The Long Awaited Global Car History Registry Is Here
One owner, original mileage, never had an accident. If you are up into the search for your next used car, that statement might sound familiar to you. It is actually a cliché for most of used car ads, whether it is US, Europe or Asia. And, as a careful buyer, you should know that it is not necessary the truth.
Rokas Medonis, the founder of carVertical project, says the situation is about to change soon: “We are building something that will truly revolutionize the market of used cars. We are going to launch the first ever global vehicle history registry.”
The confidence of Mr. Medonis’ words comes from in-depth market analysis and new technologies, blockchain in particular, that were not employed by traditional auto industry players. Blockchain is a technology that allows the de-centralization of information storage, eliminating the risks of manipulations or frauds. Blockchain registry is public and free.
What is more important, that carVertical’s database is global, meaning that a single database covers all the lifecycle of a certain vehicle, even it has been exported. It also minimizes so called “inter-country data loss”, providing even more transparency to the market.
“The idea behind the headline is to gather as much maintenance-related vehicles’ data as possible, put it on the blockchain and make it public,” admits Mr. Medonis. Besides traditional data sources, such as various state agencies or insurance companies, carVertical will also employ telematic data. It has just reached an agreement with Lithuania’s (EU) Ministry of Internal Affairs to board data transmittance devices on Ministry’s vehicles.

» Information:
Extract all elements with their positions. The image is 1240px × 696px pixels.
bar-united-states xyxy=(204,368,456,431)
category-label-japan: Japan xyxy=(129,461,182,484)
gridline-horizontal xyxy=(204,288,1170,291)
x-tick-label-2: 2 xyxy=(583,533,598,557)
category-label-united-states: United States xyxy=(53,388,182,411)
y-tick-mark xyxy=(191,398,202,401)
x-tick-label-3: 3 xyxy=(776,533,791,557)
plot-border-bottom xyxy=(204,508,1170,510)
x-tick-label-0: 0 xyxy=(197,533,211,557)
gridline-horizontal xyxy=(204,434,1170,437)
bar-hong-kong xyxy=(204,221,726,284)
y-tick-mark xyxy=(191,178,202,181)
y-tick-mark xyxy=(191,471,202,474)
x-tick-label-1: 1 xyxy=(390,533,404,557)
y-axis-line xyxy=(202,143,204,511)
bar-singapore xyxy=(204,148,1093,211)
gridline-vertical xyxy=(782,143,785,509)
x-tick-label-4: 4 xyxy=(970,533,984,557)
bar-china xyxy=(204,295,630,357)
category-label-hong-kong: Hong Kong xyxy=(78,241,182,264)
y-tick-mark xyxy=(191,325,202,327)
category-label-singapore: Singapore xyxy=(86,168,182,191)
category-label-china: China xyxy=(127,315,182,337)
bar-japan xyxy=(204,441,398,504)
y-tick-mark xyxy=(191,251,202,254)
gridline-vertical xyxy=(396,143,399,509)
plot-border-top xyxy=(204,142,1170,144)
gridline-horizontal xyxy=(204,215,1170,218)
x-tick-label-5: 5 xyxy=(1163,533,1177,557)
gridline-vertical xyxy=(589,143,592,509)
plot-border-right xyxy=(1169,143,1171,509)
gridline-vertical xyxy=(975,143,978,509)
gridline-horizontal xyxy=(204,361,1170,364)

» Problem to solve: Please name the ministry that, according to the article on the global car history registry, agreed to have carVertical put data transmittance devices on its vehicles.

» Solution: Lithuania's (EU) Ministry of Internal Affairs